● SUPPLIED MATERIAL:
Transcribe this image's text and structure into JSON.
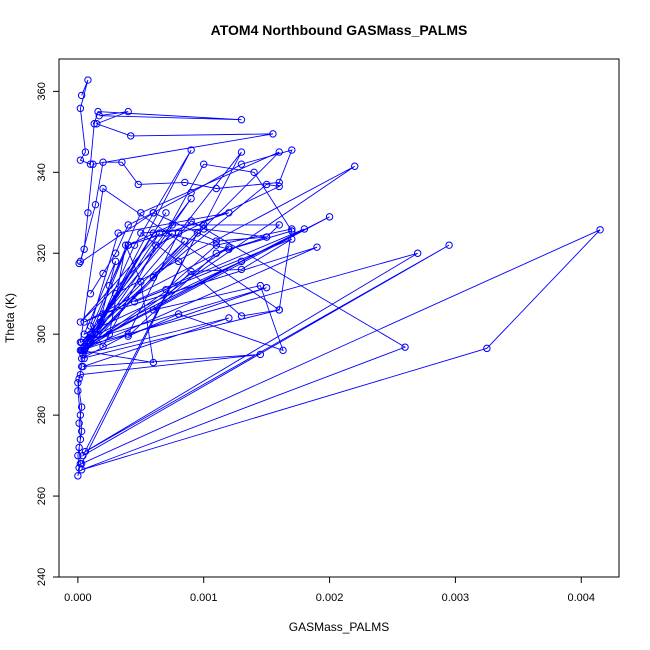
{
  "chart_data": {
    "type": "line",
    "title": "ATOM4 Northbound GASMass_PALMS",
    "xlabel": "GASMass_PALMS",
    "ylabel": "Theta (K)",
    "xlim": [
      -0.00015,
      0.0043
    ],
    "ylim": [
      240,
      368
    ],
    "x_ticks": [
      {
        "value": 0.0,
        "label": "0.000"
      },
      {
        "value": 0.001,
        "label": "0.001"
      },
      {
        "value": 0.002,
        "label": "0.002"
      },
      {
        "value": 0.003,
        "label": "0.003"
      },
      {
        "value": 0.004,
        "label": "0.004"
      }
    ],
    "y_ticks": [
      {
        "value": 240,
        "label": "240"
      },
      {
        "value": 260,
        "label": "260"
      },
      {
        "value": 280,
        "label": "280"
      },
      {
        "value": 300,
        "label": "300"
      },
      {
        "value": 320,
        "label": "320"
      },
      {
        "value": 340,
        "label": "340"
      },
      {
        "value": 360,
        "label": "360"
      }
    ],
    "grid": false,
    "legend": "none",
    "series_color": "#0000ff",
    "series": [
      {
        "x": [
          0.0,
          2e-05,
          1e-05,
          3e-05,
          2e-05,
          0.0,
          1e-05,
          3e-05,
          4e-05,
          0.0001,
          0.0006,
          0.0015,
          0.0016,
          0.00062,
          0.0002,
          0.0001,
          0.00032,
          0.0012,
          0.0004,
          5e-05,
          0.0022,
          0.0003,
          8e-05,
          0.0007,
          0.00018,
          5e-05,
          0.00045,
          0.0009,
          0.0001,
          0.0016,
          0.0005,
          3e-05,
          0.001,
          0.0013,
          0.0008,
          0.0004,
          3e-05,
          0.0016,
          0.0002,
          2e-05,
          0.0015,
          3e-05,
          0.0019,
          0.0002,
          0.0009,
          0.00015,
          0.0003,
          5e-05,
          0.0013,
          0.0001,
          0.0006,
          2e-05,
          0.0006,
          0.0005,
          0.00038,
          0.00025,
          3e-05,
          0.0012,
          5e-05,
          0.0018,
          0.0001,
          0.002,
          5e-05,
          0.0027,
          6e-05,
          0.00295,
          4e-05,
          0.00095,
          3e-05,
          0.00415,
          0.00325,
          3e-05,
          0.0026,
          0.0009,
          5e-05,
          0.00065,
          2e-05,
          0.00075,
          3e-05,
          0.00085,
          4e-05,
          0.0012,
          4e-05,
          0.00145,
          2e-05,
          0.0,
          3e-05,
          1e-05,
          2e-05,
          0.0,
          1e-05
        ],
        "y": [
          265.0,
          268.0,
          272.0,
          276.0,
          280.0,
          286.0,
          289.0,
          292.0,
          296.0,
          300.0,
          314.0,
          337.0,
          336.5,
          322.0,
          297.0,
          302.0,
          325.0,
          330.0,
          322.0,
          296.0,
          341.5,
          310.0,
          298.0,
          330.0,
          303.0,
          294.0,
          322.0,
          345.5,
          298.0,
          345.0,
          330.0,
          296.0,
          327.0,
          345.0,
          325.0,
          300.0,
          294.0,
          306.0,
          336.0,
          298.0,
          311.5,
          296.0,
          321.5,
          305.0,
          333.5,
          300.0,
          318.0,
          300.0,
          318.0,
          298.0,
          325.0,
          296.0,
          293.0,
          313.0,
          322.0,
          300.0,
          296.0,
          321.5,
          303.0,
          326.0,
          299.0,
          329.0,
          297.0,
          320.0,
          271.0,
          322.0,
          270.0,
          325.0,
          268.0,
          325.8,
          296.5,
          266.5,
          296.8,
          328.0,
          297.0,
          325.0,
          303.0,
          325.0,
          298.0,
          323.0,
          295.0,
          304.0,
          292.0,
          295.0,
          290.0,
          288.0,
          282.0,
          278.0,
          274.0,
          270.0,
          267.0
        ]
      },
      {
        "x": [
          3e-05,
          8e-05,
          2e-05,
          6e-05,
          2e-05,
          0.0001,
          0.00013,
          0.00016,
          0.0013,
          0.00017,
          0.0004,
          0.00015,
          0.00042,
          0.00155,
          0.00012,
          8e-05,
          5e-05,
          2e-05,
          0.00014,
          0.0002,
          0.00035,
          0.00048,
          0.00085,
          0.0011,
          0.0016,
          0.0017,
          0.0013,
          0.0009,
          0.0006,
          0.0004,
          0.0003,
          0.0002,
          0.0001
        ],
        "y": [
          359.0,
          362.8,
          355.8,
          345.0,
          343.0,
          342.0,
          352.0,
          355.0,
          353.0,
          354.0,
          355.0,
          352.0,
          349.0,
          349.5,
          342.0,
          330.0,
          321.0,
          318.0,
          332.0,
          342.5,
          342.5,
          337.0,
          337.5,
          336.0,
          337.5,
          345.5,
          342.0,
          335.0,
          330.0,
          327.0,
          320.0,
          315.0,
          310.0
        ]
      },
      {
        "x": [
          1e-05,
          0.0006,
          0.0011,
          0.0015,
          0.001,
          0.0005,
          0.0008,
          0.0013,
          0.0016,
          0.0017,
          0.0011,
          0.0007,
          0.00045,
          0.0017,
          0.0013,
          0.0009,
          0.0006,
          0.00145,
          0.00163,
          0.0008,
          0.0004,
          0.0011,
          0.0017,
          0.0014,
          0.001,
          0.0007,
          0.0012,
          0.0015,
          0.0016,
          0.00075,
          0.0004,
          0.00025
        ],
        "y": [
          317.5,
          330.0,
          323.0,
          324.0,
          326.0,
          325.0,
          318.0,
          304.5,
          306.0,
          326.0,
          322.0,
          311.0,
          308.0,
          323.5,
          316.0,
          315.5,
          306.0,
          312.0,
          296.0,
          305.0,
          299.5,
          320.0,
          325.5,
          340.0,
          342.0,
          325.0,
          321.0,
          324.0,
          327.0,
          327.0,
          322.0,
          312.0
        ]
      }
    ]
  }
}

● SET TASK:
Leave the pictures out and reproduce each record exactly as written.

● EXERCISE OUTPUT:
Transcribe this image's text and structure into JSON.
{
  "chart_data": {
    "type": "line",
    "title": "ATOM4 Northbound GASMass_PALMS",
    "xlabel": "GASMass_PALMS",
    "ylabel": "Theta (K)",
    "xlim": [
      -0.00015,
      0.0043
    ],
    "ylim": [
      240,
      368
    ],
    "x_ticks": [
      {
        "value": 0.0,
        "label": "0.000"
      },
      {
        "value": 0.001,
        "label": "0.001"
      },
      {
        "value": 0.002,
        "label": "0.002"
      },
      {
        "value": 0.003,
        "label": "0.003"
      },
      {
        "value": 0.004,
        "label": "0.004"
      }
    ],
    "y_ticks": [
      {
        "value": 240,
        "label": "240"
      },
      {
        "value": 260,
        "label": "260"
      },
      {
        "value": 280,
        "label": "280"
      },
      {
        "value": 300,
        "label": "300"
      },
      {
        "value": 320,
        "label": "320"
      },
      {
        "value": 340,
        "label": "340"
      },
      {
        "value": 360,
        "label": "360"
      }
    ],
    "grid": false,
    "legend": "none",
    "series_color": "#0000ff",
    "series": [
      {
        "x": [
          0.0,
          2e-05,
          1e-05,
          3e-05,
          2e-05,
          0.0,
          1e-05,
          3e-05,
          4e-05,
          0.0001,
          0.0006,
          0.0015,
          0.0016,
          0.00062,
          0.0002,
          0.0001,
          0.00032,
          0.0012,
          0.0004,
          5e-05,
          0.0022,
          0.0003,
          8e-05,
          0.0007,
          0.00018,
          5e-05,
          0.00045,
          0.0009,
          0.0001,
          0.0016,
          0.0005,
          3e-05,
          0.001,
          0.0013,
          0.0008,
          0.0004,
          3e-05,
          0.0016,
          0.0002,
          2e-05,
          0.0015,
          3e-05,
          0.0019,
          0.0002,
          0.0009,
          0.00015,
          0.0003,
          5e-05,
          0.0013,
          0.0001,
          0.0006,
          2e-05,
          0.0006,
          0.0005,
          0.00038,
          0.00025,
          3e-05,
          0.0012,
          5e-05,
          0.0018,
          0.0001,
          0.002,
          5e-05,
          0.0027,
          6e-05,
          0.00295,
          4e-05,
          0.00095,
          3e-05,
          0.00415,
          0.00325,
          3e-05,
          0.0026,
          0.0009,
          5e-05,
          0.00065,
          2e-05,
          0.00075,
          3e-05,
          0.00085,
          4e-05,
          0.0012,
          4e-05,
          0.00145,
          2e-05,
          0.0,
          3e-05,
          1e-05,
          2e-05,
          0.0,
          1e-05
        ],
        "y": [
          265.0,
          268.0,
          272.0,
          276.0,
          280.0,
          286.0,
          289.0,
          292.0,
          296.0,
          300.0,
          314.0,
          337.0,
          336.5,
          322.0,
          297.0,
          302.0,
          325.0,
          330.0,
          322.0,
          296.0,
          341.5,
          310.0,
          298.0,
          330.0,
          303.0,
          294.0,
          322.0,
          345.5,
          298.0,
          345.0,
          330.0,
          296.0,
          327.0,
          345.0,
          325.0,
          300.0,
          294.0,
          306.0,
          336.0,
          298.0,
          311.5,
          296.0,
          321.5,
          305.0,
          333.5,
          300.0,
          318.0,
          300.0,
          318.0,
          298.0,
          325.0,
          296.0,
          293.0,
          313.0,
          322.0,
          300.0,
          296.0,
          321.5,
          303.0,
          326.0,
          299.0,
          329.0,
          297.0,
          320.0,
          271.0,
          322.0,
          270.0,
          325.0,
          268.0,
          325.8,
          296.5,
          266.5,
          296.8,
          328.0,
          297.0,
          325.0,
          303.0,
          325.0,
          298.0,
          323.0,
          295.0,
          304.0,
          292.0,
          295.0,
          290.0,
          288.0,
          282.0,
          278.0,
          274.0,
          270.0,
          267.0
        ]
      },
      {
        "x": [
          3e-05,
          8e-05,
          2e-05,
          6e-05,
          2e-05,
          0.0001,
          0.00013,
          0.00016,
          0.0013,
          0.00017,
          0.0004,
          0.00015,
          0.00042,
          0.00155,
          0.00012,
          8e-05,
          5e-05,
          2e-05,
          0.00014,
          0.0002,
          0.00035,
          0.00048,
          0.00085,
          0.0011,
          0.0016,
          0.0017,
          0.0013,
          0.0009,
          0.0006,
          0.0004,
          0.0003,
          0.0002,
          0.0001
        ],
        "y": [
          359.0,
          362.8,
          355.8,
          345.0,
          343.0,
          342.0,
          352.0,
          355.0,
          353.0,
          354.0,
          355.0,
          352.0,
          349.0,
          349.5,
          342.0,
          330.0,
          321.0,
          318.0,
          332.0,
          342.5,
          342.5,
          337.0,
          337.5,
          336.0,
          337.5,
          345.5,
          342.0,
          335.0,
          330.0,
          327.0,
          320.0,
          315.0,
          310.0
        ]
      },
      {
        "x": [
          1e-05,
          0.0006,
          0.0011,
          0.0015,
          0.001,
          0.0005,
          0.0008,
          0.0013,
          0.0016,
          0.0017,
          0.0011,
          0.0007,
          0.00045,
          0.0017,
          0.0013,
          0.0009,
          0.0006,
          0.00145,
          0.00163,
          0.0008,
          0.0004,
          0.0011,
          0.0017,
          0.0014,
          0.001,
          0.0007,
          0.0012,
          0.0015,
          0.0016,
          0.00075,
          0.0004,
          0.00025
        ],
        "y": [
          317.5,
          330.0,
          323.0,
          324.0,
          326.0,
          325.0,
          318.0,
          304.5,
          306.0,
          326.0,
          322.0,
          311.0,
          308.0,
          323.5,
          316.0,
          315.5,
          306.0,
          312.0,
          296.0,
          305.0,
          299.5,
          320.0,
          325.5,
          340.0,
          342.0,
          325.0,
          321.0,
          324.0,
          327.0,
          327.0,
          322.0,
          312.0
        ]
      }
    ]
  }
}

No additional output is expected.